Material:
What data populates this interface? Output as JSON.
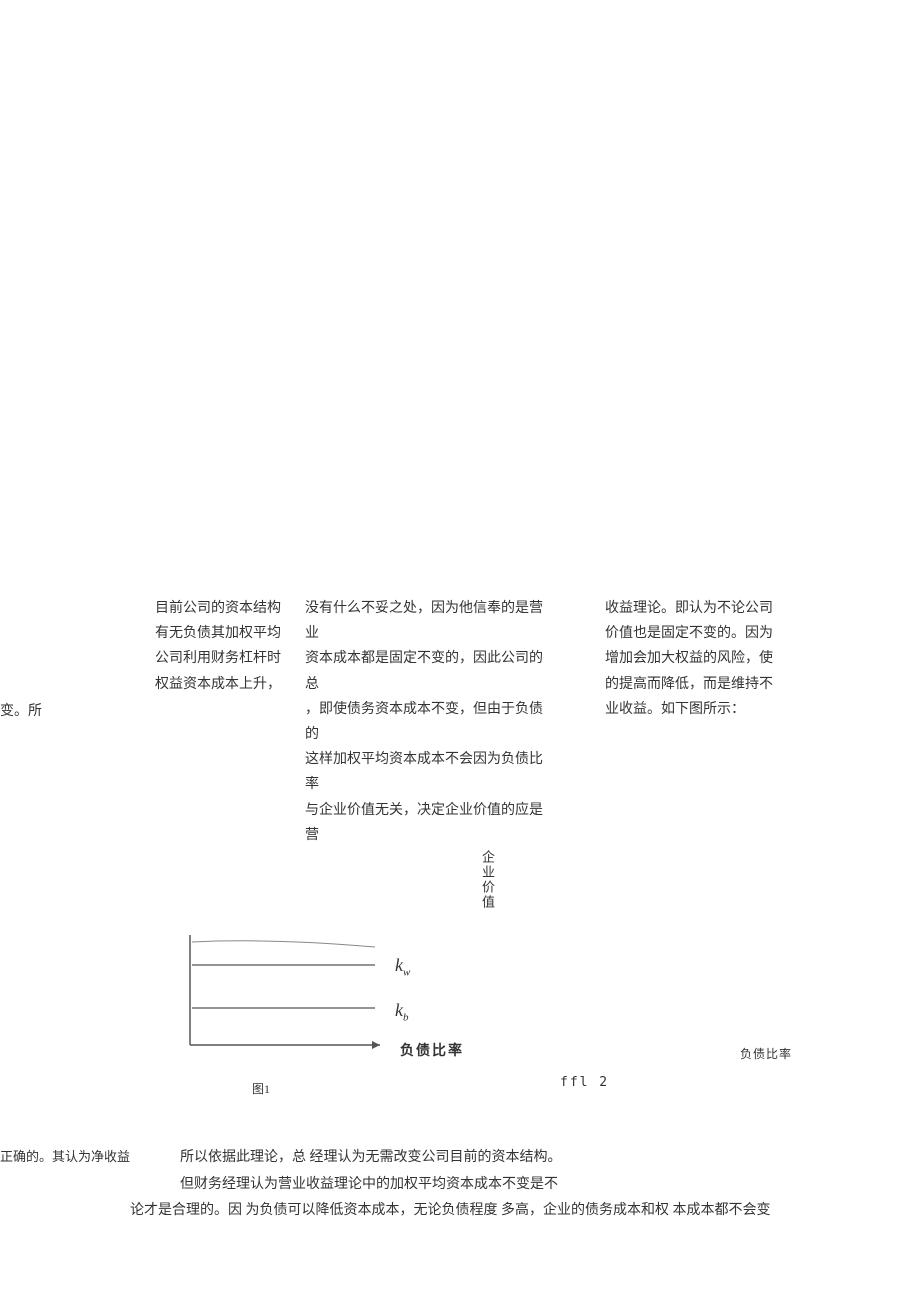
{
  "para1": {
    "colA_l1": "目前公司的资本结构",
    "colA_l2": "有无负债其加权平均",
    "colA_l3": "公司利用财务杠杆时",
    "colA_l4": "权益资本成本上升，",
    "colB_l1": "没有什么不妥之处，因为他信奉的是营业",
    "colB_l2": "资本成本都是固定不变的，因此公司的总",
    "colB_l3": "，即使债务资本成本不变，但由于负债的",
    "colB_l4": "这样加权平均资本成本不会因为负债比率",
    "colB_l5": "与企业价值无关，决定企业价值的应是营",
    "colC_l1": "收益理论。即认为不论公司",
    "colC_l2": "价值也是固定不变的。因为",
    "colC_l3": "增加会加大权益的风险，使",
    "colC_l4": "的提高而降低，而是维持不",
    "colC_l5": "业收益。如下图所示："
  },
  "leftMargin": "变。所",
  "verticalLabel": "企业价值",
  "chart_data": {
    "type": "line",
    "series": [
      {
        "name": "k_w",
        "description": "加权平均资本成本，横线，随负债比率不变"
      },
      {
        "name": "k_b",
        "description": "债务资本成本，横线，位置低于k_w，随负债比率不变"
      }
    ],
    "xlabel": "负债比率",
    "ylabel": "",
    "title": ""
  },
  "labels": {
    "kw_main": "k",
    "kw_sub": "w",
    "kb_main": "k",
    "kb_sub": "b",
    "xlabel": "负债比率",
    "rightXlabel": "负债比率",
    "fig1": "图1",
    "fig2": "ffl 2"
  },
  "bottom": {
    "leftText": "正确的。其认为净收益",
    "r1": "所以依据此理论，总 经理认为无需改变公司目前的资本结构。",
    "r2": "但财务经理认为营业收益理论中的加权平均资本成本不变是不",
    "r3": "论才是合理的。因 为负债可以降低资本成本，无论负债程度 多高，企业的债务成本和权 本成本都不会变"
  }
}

--

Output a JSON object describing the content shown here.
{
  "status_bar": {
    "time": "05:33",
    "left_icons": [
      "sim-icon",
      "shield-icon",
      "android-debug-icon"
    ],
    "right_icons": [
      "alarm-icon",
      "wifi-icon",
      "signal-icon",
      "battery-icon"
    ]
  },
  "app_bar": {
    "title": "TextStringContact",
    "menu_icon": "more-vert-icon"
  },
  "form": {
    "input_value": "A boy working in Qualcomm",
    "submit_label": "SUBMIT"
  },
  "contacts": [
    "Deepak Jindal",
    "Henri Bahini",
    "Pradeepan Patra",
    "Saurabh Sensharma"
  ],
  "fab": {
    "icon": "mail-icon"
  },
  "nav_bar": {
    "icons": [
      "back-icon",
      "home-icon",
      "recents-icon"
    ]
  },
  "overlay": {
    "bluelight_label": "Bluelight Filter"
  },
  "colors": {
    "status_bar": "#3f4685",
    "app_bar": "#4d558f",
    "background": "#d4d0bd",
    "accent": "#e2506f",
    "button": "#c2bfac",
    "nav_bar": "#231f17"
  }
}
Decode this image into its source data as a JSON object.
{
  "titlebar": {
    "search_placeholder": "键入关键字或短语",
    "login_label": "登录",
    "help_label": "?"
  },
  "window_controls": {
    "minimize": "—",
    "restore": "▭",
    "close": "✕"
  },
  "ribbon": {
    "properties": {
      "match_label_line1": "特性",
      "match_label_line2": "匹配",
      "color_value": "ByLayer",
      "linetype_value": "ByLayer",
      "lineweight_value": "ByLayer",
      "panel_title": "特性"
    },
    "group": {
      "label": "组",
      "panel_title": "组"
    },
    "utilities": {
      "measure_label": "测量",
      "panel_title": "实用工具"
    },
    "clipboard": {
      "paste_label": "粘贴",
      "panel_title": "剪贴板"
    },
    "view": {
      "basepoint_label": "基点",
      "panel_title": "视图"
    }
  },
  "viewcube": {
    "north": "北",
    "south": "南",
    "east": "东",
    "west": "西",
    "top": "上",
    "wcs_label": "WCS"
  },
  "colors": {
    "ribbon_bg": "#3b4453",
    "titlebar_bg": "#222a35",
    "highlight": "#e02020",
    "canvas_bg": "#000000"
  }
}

Exercise task:
How many lines of the data contain the word "ByLayer"? Answer with the number alone.

Answer to the problem:
3